======== SOURCE RECORDS ========
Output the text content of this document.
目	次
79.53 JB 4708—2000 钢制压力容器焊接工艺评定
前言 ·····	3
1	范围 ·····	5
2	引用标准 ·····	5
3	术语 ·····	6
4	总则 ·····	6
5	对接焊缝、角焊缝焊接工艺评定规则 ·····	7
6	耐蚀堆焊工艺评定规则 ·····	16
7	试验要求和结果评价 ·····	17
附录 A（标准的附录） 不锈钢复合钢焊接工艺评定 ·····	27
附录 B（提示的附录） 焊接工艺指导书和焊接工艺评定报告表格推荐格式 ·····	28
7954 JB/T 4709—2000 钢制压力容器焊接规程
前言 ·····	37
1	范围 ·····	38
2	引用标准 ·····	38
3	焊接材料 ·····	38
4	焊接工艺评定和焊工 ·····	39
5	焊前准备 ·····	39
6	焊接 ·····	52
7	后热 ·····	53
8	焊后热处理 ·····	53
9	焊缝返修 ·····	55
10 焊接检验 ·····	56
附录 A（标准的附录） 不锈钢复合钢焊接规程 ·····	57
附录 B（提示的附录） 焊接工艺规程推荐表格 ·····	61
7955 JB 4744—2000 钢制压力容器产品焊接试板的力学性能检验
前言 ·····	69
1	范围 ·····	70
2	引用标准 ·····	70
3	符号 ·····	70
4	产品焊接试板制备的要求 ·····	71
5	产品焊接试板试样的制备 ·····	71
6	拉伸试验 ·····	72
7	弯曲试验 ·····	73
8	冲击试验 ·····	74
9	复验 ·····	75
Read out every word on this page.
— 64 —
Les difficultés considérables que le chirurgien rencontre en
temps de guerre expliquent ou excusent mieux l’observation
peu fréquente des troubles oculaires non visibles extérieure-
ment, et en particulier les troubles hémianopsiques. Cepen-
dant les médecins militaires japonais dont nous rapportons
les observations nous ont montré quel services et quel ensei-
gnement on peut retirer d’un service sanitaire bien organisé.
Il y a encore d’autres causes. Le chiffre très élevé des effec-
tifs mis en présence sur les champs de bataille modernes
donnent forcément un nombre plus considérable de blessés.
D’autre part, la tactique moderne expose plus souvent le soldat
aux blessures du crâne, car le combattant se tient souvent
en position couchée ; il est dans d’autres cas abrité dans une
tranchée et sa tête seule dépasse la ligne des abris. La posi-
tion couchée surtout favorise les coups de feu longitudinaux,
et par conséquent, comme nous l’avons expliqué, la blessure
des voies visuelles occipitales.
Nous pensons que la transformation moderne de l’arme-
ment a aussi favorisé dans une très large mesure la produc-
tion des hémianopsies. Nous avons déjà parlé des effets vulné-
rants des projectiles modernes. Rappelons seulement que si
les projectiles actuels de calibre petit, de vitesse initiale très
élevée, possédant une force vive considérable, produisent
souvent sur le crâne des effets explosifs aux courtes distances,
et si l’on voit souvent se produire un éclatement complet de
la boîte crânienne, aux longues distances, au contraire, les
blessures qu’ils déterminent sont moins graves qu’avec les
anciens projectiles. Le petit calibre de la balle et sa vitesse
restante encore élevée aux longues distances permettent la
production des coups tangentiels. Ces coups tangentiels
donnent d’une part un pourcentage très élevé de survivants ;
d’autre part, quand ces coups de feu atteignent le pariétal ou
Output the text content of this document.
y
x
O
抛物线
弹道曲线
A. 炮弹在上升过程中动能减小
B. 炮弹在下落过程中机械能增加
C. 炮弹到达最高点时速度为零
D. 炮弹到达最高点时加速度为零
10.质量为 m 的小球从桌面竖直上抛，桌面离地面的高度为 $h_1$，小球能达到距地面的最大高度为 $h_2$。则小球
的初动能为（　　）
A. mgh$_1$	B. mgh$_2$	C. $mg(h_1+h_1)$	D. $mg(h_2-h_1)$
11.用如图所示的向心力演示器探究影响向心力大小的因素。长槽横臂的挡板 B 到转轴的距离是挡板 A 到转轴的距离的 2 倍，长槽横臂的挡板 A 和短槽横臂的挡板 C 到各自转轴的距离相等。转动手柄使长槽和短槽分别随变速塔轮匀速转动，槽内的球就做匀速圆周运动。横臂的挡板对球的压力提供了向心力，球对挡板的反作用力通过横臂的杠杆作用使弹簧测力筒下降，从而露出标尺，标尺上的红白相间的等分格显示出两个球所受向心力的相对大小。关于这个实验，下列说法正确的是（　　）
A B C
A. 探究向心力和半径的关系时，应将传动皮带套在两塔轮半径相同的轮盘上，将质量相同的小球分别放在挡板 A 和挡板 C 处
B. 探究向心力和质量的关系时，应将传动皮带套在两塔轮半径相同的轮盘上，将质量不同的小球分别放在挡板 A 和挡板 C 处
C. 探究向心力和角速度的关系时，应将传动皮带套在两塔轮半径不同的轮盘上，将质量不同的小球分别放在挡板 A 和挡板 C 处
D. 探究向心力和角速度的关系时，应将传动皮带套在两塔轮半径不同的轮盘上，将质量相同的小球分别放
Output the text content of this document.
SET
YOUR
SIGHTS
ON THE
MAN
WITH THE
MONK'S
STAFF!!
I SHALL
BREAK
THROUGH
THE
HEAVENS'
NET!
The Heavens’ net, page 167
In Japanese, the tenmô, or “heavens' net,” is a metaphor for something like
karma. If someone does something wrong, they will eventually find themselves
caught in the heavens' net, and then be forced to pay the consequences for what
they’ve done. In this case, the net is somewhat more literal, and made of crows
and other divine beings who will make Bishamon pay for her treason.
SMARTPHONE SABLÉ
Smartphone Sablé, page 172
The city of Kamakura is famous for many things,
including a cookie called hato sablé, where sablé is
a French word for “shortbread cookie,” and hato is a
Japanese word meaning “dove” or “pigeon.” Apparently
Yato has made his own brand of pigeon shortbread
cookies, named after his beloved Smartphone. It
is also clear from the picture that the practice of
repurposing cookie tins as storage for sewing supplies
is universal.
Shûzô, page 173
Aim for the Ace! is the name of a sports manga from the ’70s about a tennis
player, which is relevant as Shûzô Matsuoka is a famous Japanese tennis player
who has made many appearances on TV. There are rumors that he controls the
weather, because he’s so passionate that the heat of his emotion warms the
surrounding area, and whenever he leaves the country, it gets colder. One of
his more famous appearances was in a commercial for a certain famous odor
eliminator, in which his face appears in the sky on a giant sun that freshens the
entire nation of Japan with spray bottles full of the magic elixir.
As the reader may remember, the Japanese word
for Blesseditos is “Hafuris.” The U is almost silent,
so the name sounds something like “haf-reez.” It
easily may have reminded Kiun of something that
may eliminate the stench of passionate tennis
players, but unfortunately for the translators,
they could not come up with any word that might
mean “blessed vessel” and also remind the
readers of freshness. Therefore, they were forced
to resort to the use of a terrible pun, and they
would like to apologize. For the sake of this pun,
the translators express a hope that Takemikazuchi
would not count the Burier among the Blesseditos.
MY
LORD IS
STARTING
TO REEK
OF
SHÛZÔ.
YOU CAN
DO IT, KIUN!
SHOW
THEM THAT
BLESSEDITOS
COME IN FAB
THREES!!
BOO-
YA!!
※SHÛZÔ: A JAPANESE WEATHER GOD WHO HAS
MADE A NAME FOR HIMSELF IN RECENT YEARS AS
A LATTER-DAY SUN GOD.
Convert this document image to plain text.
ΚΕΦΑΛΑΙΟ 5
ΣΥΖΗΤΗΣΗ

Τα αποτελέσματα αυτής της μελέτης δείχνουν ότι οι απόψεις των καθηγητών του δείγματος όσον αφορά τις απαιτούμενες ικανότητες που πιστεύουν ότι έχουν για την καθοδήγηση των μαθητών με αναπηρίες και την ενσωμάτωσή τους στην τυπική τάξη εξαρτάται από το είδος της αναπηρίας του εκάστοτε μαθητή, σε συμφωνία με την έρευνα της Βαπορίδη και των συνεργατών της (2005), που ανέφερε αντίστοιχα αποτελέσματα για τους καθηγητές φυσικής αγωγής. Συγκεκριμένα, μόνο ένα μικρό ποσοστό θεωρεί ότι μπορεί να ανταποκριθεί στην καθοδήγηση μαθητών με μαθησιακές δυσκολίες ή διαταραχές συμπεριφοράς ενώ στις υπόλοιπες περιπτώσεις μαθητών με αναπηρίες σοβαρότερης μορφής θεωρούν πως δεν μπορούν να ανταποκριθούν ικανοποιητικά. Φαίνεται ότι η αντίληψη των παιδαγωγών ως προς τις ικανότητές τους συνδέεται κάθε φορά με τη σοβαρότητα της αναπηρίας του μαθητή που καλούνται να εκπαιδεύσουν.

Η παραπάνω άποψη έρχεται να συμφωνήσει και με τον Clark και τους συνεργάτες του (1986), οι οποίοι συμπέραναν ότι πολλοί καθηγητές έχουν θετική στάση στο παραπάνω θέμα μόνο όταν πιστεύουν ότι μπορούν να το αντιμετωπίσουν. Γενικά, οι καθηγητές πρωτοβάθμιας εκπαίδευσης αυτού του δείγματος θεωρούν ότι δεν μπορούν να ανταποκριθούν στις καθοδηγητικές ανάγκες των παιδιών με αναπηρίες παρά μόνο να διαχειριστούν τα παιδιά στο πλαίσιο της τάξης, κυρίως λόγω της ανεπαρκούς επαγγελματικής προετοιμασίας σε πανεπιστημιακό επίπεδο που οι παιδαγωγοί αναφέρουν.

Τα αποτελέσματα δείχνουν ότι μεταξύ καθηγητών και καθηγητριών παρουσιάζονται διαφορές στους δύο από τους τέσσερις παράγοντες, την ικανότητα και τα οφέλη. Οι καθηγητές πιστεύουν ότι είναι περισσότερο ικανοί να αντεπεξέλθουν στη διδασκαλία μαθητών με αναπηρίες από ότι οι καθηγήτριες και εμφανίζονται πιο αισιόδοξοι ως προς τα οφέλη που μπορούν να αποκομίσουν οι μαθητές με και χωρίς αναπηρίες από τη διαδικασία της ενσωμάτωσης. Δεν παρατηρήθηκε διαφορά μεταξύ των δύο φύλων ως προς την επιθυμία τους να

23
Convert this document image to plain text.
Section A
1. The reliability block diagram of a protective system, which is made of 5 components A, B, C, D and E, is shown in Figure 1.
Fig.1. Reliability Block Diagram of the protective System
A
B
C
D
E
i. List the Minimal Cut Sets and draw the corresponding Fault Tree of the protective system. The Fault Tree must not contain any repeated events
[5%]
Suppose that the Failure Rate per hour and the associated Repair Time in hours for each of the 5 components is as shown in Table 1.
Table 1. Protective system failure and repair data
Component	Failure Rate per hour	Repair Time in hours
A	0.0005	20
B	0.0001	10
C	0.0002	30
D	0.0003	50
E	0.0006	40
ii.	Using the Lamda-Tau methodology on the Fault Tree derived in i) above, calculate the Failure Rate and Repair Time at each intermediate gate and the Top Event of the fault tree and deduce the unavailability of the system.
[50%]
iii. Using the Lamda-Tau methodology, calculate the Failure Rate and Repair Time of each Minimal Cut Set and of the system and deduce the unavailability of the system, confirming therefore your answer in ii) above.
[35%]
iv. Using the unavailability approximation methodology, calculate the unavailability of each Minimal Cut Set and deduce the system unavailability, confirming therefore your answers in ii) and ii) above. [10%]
========
* _WHAT TO DO_: Write out each line of the data that holds the string "crâne".

* _WRITTEN ANSWER_:
aux blessures du crâne, car le combattant se tient souvent
souvent sur le crâne des effets explosifs aux courtes distances,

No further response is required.